**Work to do:** Note each line of the listing that contains the string "plus", and copy it.

----- Data records -----

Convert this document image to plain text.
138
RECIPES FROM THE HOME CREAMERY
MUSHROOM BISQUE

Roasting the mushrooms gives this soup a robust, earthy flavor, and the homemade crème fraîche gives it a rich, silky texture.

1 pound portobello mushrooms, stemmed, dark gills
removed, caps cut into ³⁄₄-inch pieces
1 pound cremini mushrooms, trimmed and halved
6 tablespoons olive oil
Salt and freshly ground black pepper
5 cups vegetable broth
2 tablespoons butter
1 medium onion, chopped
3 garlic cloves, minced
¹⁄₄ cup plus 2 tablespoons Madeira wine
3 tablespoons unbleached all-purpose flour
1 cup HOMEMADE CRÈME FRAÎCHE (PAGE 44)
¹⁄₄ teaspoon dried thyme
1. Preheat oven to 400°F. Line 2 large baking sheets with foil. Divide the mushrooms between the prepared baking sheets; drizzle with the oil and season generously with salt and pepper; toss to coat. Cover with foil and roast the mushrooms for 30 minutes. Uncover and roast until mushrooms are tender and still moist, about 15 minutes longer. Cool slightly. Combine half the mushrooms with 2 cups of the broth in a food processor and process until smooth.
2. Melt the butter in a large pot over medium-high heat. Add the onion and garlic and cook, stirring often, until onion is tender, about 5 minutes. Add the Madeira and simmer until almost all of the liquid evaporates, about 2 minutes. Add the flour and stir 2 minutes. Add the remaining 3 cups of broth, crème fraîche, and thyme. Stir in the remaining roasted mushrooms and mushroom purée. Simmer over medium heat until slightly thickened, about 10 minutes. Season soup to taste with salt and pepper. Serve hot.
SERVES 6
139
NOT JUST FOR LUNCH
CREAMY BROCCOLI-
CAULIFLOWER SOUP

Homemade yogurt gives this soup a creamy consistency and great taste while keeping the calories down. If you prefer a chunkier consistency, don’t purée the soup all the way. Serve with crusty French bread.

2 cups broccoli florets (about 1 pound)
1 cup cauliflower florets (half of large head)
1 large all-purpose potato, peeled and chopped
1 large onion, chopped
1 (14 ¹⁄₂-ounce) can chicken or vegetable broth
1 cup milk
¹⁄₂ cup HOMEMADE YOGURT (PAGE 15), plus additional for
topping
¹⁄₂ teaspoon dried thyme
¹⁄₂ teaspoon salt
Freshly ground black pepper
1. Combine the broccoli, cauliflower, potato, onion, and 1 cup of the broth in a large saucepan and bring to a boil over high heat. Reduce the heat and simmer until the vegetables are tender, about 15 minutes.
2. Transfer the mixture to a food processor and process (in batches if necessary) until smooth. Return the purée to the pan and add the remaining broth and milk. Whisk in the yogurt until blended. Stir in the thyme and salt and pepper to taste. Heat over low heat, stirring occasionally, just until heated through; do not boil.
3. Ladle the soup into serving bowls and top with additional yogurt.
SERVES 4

-----

**Written answer:**
¹⁄₄ cup plus 2 tablespoons Madeira wine
¹⁄₂ cup HOMEMADE YOGURT (PAGE 15), plus additional for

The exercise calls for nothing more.